## TO BE DONE
From the entries provided below, copy each line that contains the word "optimal".

## THE RECORDS
#####

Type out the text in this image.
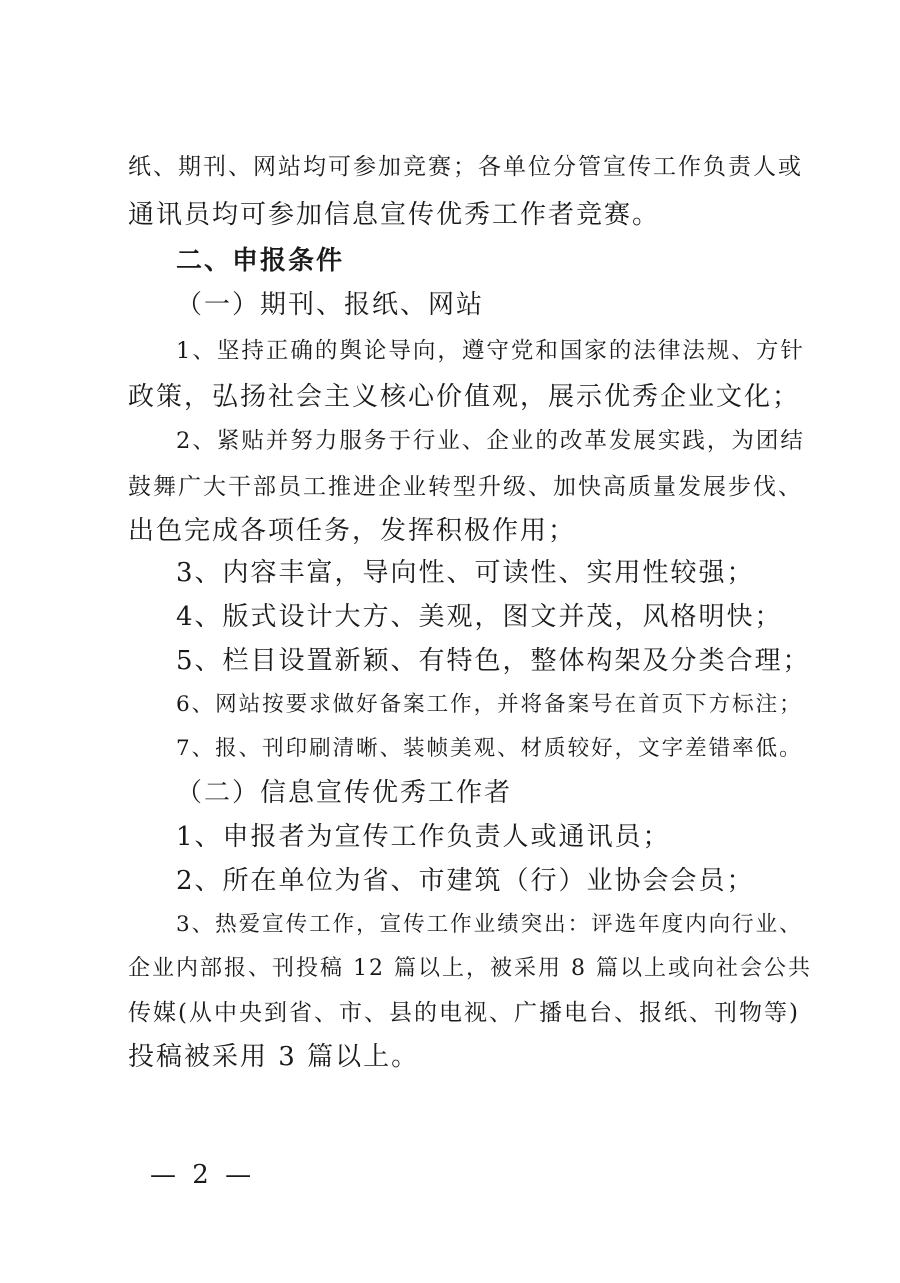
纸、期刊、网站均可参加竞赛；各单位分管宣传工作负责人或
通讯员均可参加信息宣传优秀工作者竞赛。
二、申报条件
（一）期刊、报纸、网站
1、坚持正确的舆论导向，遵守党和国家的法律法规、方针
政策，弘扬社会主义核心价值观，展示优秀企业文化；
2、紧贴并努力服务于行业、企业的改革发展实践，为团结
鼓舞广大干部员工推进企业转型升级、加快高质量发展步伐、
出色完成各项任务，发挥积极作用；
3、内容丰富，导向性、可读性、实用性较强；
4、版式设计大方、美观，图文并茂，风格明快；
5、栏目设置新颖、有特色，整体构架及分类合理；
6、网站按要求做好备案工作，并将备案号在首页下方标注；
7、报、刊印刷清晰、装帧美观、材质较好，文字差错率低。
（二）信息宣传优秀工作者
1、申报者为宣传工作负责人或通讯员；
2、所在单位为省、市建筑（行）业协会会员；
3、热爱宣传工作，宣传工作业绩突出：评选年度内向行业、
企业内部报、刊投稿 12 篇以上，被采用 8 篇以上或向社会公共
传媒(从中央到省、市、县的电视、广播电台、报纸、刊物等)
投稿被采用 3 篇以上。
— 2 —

#####

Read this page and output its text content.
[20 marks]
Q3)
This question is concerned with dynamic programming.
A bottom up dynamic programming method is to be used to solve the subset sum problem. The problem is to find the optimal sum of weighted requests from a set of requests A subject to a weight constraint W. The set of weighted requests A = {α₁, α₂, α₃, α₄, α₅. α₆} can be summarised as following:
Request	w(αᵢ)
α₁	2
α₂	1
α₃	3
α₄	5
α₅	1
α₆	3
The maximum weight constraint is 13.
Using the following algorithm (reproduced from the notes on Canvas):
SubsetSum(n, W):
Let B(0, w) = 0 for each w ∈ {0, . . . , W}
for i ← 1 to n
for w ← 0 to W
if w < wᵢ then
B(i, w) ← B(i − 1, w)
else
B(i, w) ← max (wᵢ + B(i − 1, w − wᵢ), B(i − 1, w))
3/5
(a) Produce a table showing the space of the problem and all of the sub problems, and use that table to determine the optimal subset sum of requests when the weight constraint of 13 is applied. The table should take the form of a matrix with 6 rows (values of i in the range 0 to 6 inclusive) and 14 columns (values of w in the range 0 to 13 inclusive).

#####

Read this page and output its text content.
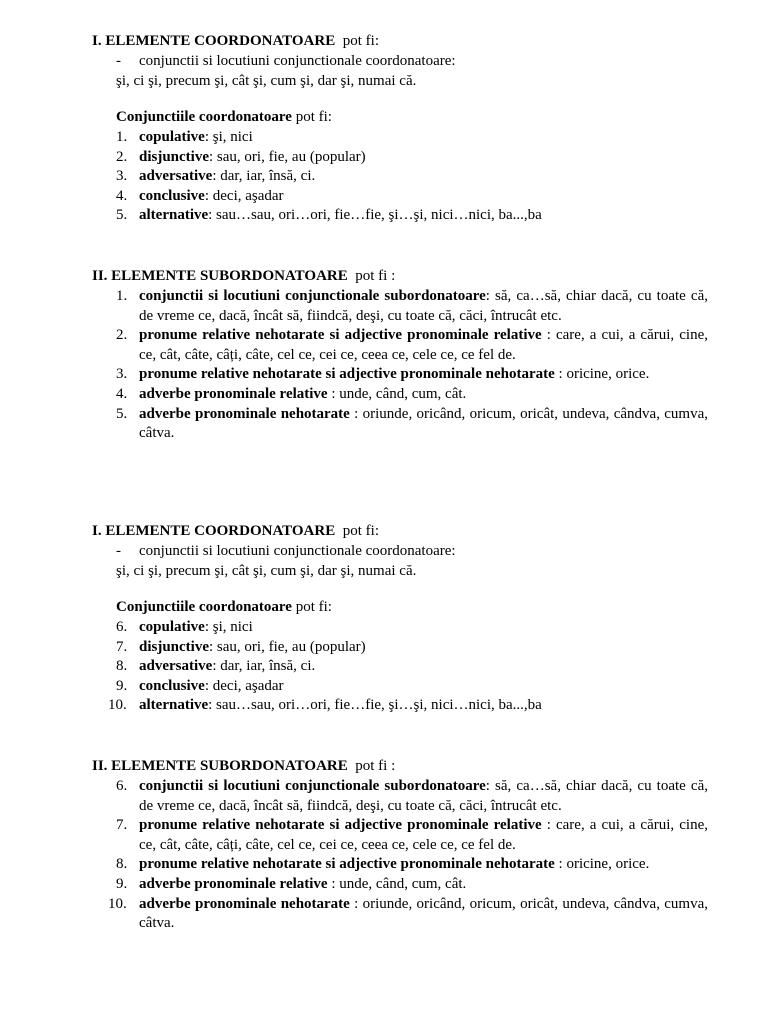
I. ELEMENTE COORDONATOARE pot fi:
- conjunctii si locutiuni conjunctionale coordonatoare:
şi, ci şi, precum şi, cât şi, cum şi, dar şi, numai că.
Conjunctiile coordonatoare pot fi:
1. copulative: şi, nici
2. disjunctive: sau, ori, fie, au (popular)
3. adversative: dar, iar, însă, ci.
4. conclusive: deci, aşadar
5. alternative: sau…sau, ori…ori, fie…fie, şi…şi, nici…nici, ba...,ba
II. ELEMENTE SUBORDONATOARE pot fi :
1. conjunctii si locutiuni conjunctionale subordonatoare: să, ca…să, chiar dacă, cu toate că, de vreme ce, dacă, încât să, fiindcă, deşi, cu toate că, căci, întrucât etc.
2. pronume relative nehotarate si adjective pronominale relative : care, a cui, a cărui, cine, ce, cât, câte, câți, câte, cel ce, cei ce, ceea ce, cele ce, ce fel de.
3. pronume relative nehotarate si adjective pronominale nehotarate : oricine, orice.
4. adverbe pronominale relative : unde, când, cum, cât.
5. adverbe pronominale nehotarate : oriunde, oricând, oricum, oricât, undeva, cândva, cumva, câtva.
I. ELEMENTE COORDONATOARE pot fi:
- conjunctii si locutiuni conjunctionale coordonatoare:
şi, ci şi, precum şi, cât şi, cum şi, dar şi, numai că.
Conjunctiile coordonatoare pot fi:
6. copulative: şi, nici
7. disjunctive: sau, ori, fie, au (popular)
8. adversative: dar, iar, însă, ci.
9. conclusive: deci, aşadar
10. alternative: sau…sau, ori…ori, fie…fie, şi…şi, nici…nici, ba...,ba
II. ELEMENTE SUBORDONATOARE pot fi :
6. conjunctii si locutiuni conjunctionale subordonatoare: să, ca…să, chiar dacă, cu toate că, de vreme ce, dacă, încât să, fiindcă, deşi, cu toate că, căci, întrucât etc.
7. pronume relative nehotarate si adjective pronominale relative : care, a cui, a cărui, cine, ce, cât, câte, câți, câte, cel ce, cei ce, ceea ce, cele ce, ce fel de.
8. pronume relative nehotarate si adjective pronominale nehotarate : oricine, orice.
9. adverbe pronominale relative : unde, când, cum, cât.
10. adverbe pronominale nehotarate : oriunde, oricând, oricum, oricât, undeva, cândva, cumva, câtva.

#####

## CORRECT OUTPUT
A bottom up dynamic programming method is to be used to solve the subset sum problem. The problem is to find the optimal sum of weighted requests from a set of requests A subject to a weight constraint W. The set of weighted requests A = {α₁, α₂, α₃, α₄, α₅. α₆} can be summarised as following:
(a) Produce a table showing the space of the problem and all of the sub problems, and use that table to determine the optimal subset sum of requests when the weight constraint of 13 is applied. The table should take the form of a matrix with 6 rows (values of i in the range 0 to 6 inclusive) and 14 columns (values of w in the range 0 to 13 inclusive).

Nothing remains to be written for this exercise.